[Entries from a page text dataset]
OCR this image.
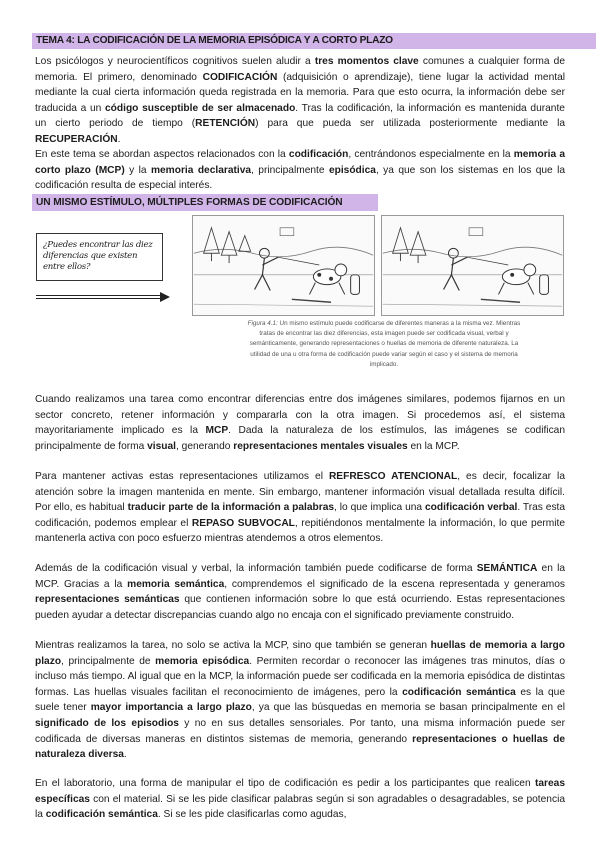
TEMA 4: LA CODIFICACIÓN DE LA MEMORIA EPISÓDICA Y A CORTO PLAZO

Los psicólogos y neurocientíficos cognitivos suelen aludir a tres momentos clave comunes a cualquier forma de memoria. El primero, denominado CODIFICACIÓN (adquisición o aprendizaje), tiene lugar la actividad mental mediante la cual cierta información queda registrada en la memoria. Para que esto ocurra, la información debe ser traducida a un código susceptible de ser almacenado. Tras la codificación, la información es mantenida durante un cierto periodo de tiempo (RETENCIÓN) para que pueda ser utilizada posteriormente mediante la RECUPERACIÓN.

En este tema se abordan aspectos relacionados con la codificación, centrándonos especialmente en la memoria a corto plazo (MCP) y la memoria declarativa, principalmente episódica, ya que son los sistemas en los que la codificación resulta de especial interés.

UN MISMO ESTÍMULO, MÚLTIPLES FORMAS DE CODIFICACIÓN
¿Puedes encontrar las diez diferencias que existen entre ellos?
Figura 4.1: Un mismo estímulo puede codificarse de diferentes maneras a la misma vez. Mientras tratas de encontrar las diez diferencias, esta imagen puede ser codificada visual, verbal y semánticamente, generando representaciones o huellas de memoria de diferente naturaleza. La utilidad de una u otra forma de codificación puede variar según el caso y el sistema de memoria implicado.

Cuando realizamos una tarea como encontrar diferencias entre dos imágenes similares, podemos fijarnos en un sector concreto, retener información y compararla con la otra imagen. Si procedemos así, el sistema mayoritariamente implicado es la MCP. Dada la naturaleza de los estímulos, las imágenes se codifican principalmente de forma visual, generando representaciones mentales visuales en la MCP.

Para mantener activas estas representaciones utilizamos el REFRESCO ATENCIONAL, es decir, focalizar la atención sobre la imagen mantenida en mente. Sin embargo, mantener información visual detallada resulta difícil. Por ello, es habitual traducir parte de la información a palabras, lo que implica una codificación verbal. Tras esta codificación, podemos emplear el REPASO SUBVOCAL, repitiéndonos mentalmente la información, lo que permite mantenerla activa con poco esfuerzo mientras atendemos a otros elementos.

Además de la codificación visual y verbal, la información también puede codificarse de forma SEMÁNTICA en la MCP. Gracias a la memoria semántica, comprendemos el significado de la escena representada y generamos representaciones semánticas que contienen información sobre lo que está ocurriendo. Estas representaciones pueden ayudar a detectar discrepancias cuando algo no encaja con el significado previamente construido.

Mientras realizamos la tarea, no solo se activa la MCP, sino que también se generan huellas de memoria a largo plazo, principalmente de memoria episódica. Permiten recordar o reconocer las imágenes tras minutos, días o incluso más tiempo. Al igual que en la MCP, la información puede ser codificada en la memoria episódica de distintas formas. Las huellas visuales facilitan el reconocimiento de imágenes, pero la codificación semántica es la que suele tener mayor importancia a largo plazo, ya que las búsquedas en memoria se basan principalmente en el significado de los episodios y no en sus detalles sensoriales. Por tanto, una misma información puede ser codificada de diversas maneras en distintos sistemas de memoria, generando representaciones o huellas de naturaleza diversa.

En el laboratorio, una forma de manipular el tipo de codificación es pedir a los participantes que realicen tareas específicas con el material. Si se les pide clasificar palabras según si son agradables o desagradables, se potencia la codificación semántica. Si se les pide clasificarlas como agudas,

WHAT THE TASK ASKS: Each line of the data that holds "diferencias" should be copied.

SOLUTION TO THIS EXERCISE:
¿Puedes encontrar las diez diferencias que existen entre ellos?
Figura 4.1: Un mismo estímulo puede codificarse de diferentes maneras a la misma vez. Mientras tratas de encontrar las diez diferencias, esta imagen puede ser codificada visual, verbal y semánticamente, generando representaciones o huellas de memoria de diferente naturaleza. La utilidad de una u otra forma de codificación puede variar según el caso y el sistema de memoria implicado.
Cuando realizamos una tarea como encontrar diferencias entre dos imágenes similares, podemos fijarnos en un sector concreto, retener información y compararla con la otra imagen. Si procedemos así, el sistema mayoritariamente implicado es la MCP. Dada la naturaleza de los estímulos, las imágenes se codifican principalmente de forma visual, generando representaciones mentales visuales en la MCP.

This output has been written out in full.